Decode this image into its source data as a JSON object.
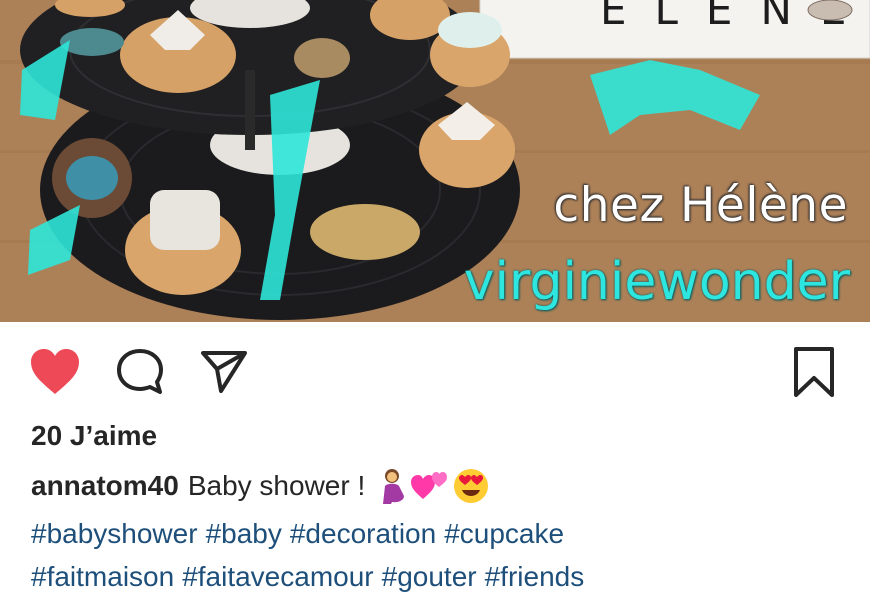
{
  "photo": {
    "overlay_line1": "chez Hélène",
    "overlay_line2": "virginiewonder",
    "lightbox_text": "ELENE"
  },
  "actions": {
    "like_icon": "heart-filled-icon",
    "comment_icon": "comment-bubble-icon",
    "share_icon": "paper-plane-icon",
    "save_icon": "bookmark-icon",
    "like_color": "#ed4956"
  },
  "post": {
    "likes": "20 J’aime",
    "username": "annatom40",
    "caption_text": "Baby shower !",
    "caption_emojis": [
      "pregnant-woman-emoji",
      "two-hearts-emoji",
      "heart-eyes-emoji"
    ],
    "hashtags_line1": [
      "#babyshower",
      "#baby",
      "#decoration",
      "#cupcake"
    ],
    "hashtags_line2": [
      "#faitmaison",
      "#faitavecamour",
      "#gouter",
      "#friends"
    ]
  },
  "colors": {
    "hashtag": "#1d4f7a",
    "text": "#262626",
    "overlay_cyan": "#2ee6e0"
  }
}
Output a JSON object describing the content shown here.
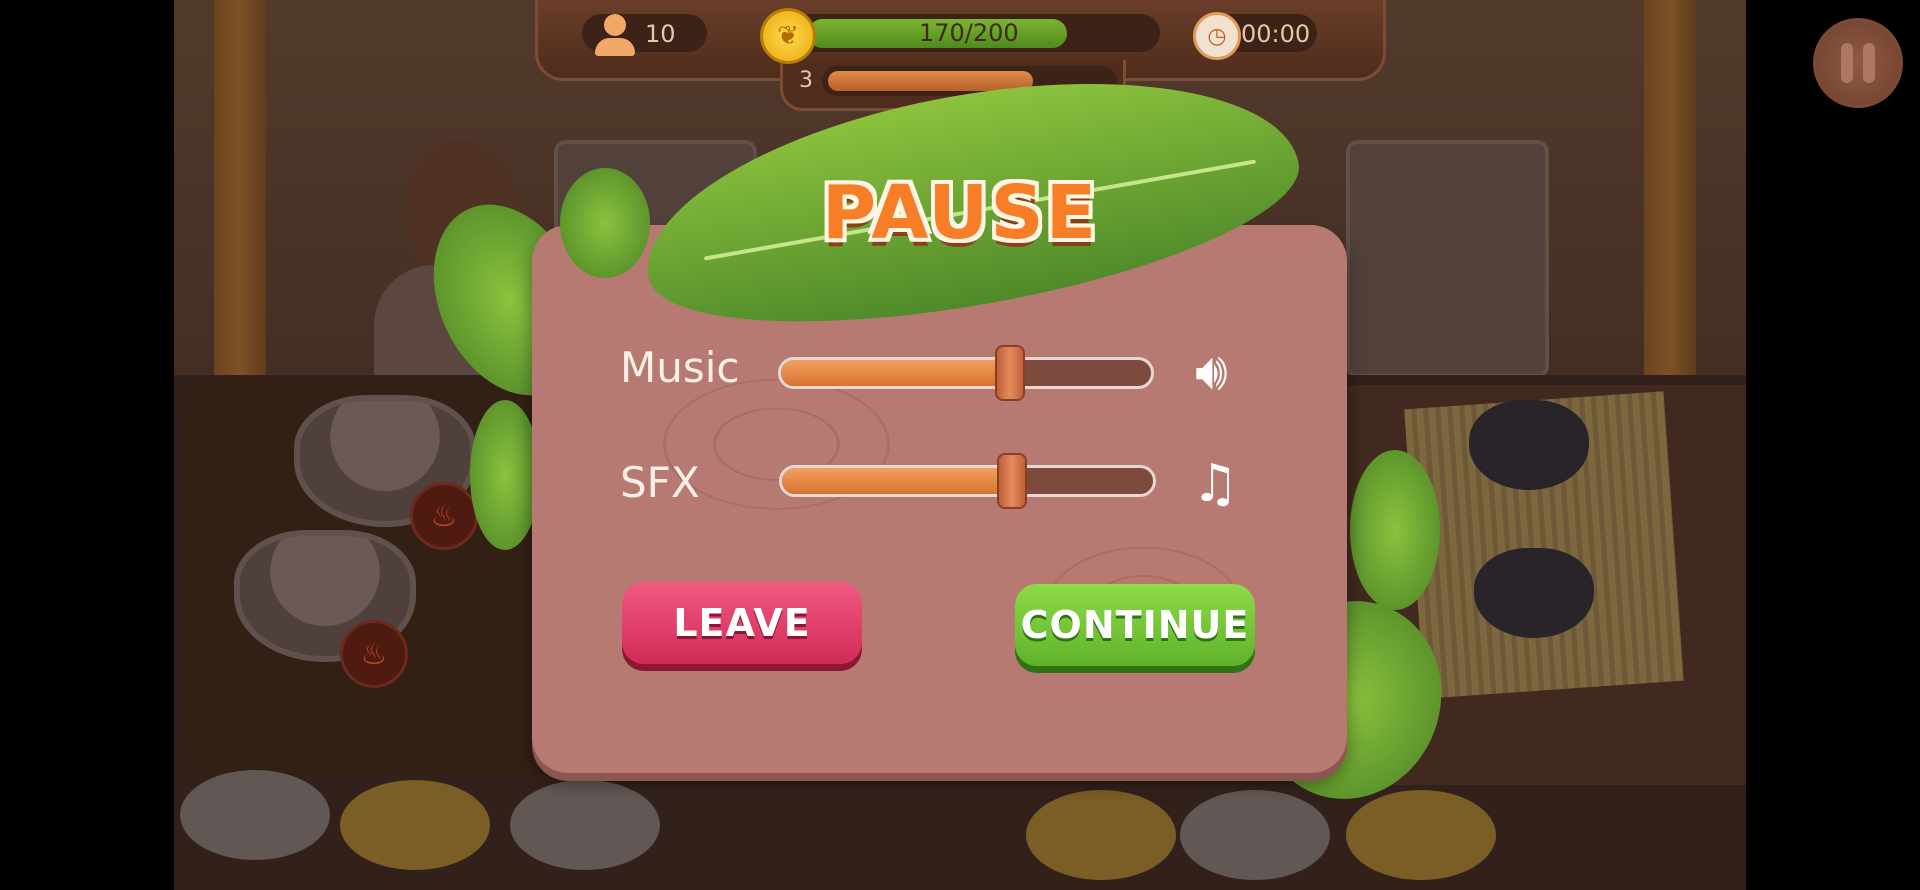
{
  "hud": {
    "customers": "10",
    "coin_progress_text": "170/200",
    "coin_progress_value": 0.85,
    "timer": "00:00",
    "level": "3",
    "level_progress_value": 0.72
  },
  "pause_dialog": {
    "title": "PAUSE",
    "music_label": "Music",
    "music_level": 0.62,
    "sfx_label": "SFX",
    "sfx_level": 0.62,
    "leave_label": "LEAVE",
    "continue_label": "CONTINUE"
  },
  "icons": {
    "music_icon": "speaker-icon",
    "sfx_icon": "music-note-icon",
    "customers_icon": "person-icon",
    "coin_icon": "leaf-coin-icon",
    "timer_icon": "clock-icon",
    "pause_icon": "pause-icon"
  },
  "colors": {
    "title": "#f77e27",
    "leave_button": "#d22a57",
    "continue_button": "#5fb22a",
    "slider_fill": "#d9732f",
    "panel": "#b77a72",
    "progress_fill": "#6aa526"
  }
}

════════

What is required: Would you mind returning each entry above word for word, skipping the images?

Response for this exercise:
Decode this image into its source data as a JSON object.
{
  "photo": {
    "overlay_line1": "chez Hélène",
    "overlay_line2": "virginiewonder",
    "lightbox_text": "ELENE"
  },
  "actions": {
    "like_icon": "heart-filled-icon",
    "comment_icon": "comment-bubble-icon",
    "share_icon": "paper-plane-icon",
    "save_icon": "bookmark-icon",
    "like_color": "#ed4956"
  },
  "post": {
    "likes": "20 J’aime",
    "username": "annatom40",
    "caption_text": "Baby shower !",
    "caption_emojis": [
      "pregnant-woman-emoji",
      "two-hearts-emoji",
      "heart-eyes-emoji"
    ],
    "hashtags_line1": [
      "#babyshower",
      "#baby",
      "#decoration",
      "#cupcake"
    ],
    "hashtags_line2": [
      "#faitmaison",
      "#faitavecamour",
      "#gouter",
      "#friends"
    ]
  },
  "colors": {
    "hashtag": "#1d4f7a",
    "text": "#262626",
    "overlay_cyan": "#2ee6e0"
  }
}
Output a JSON object describing the content shown here.
{
  "hud": {
    "customers": "10",
    "coin_progress_text": "170/200",
    "coin_progress_value": 0.85,
    "timer": "00:00",
    "level": "3",
    "level_progress_value": 0.72
  },
  "pause_dialog": {
    "title": "PAUSE",
    "music_label": "Music",
    "music_level": 0.62,
    "sfx_label": "SFX",
    "sfx_level": 0.62,
    "leave_label": "LEAVE",
    "continue_label": "CONTINUE"
  },
  "icons": {
    "music_icon": "speaker-icon",
    "sfx_icon": "music-note-icon",
    "customers_icon": "person-icon",
    "coin_icon": "leaf-coin-icon",
    "timer_icon": "clock-icon",
    "pause_icon": "pause-icon"
  },
  "colors": {
    "title": "#f77e27",
    "leave_button": "#d22a57",
    "continue_button": "#5fb22a",
    "slider_fill": "#d9732f",
    "panel": "#b77a72",
    "progress_fill": "#6aa526"
  }
}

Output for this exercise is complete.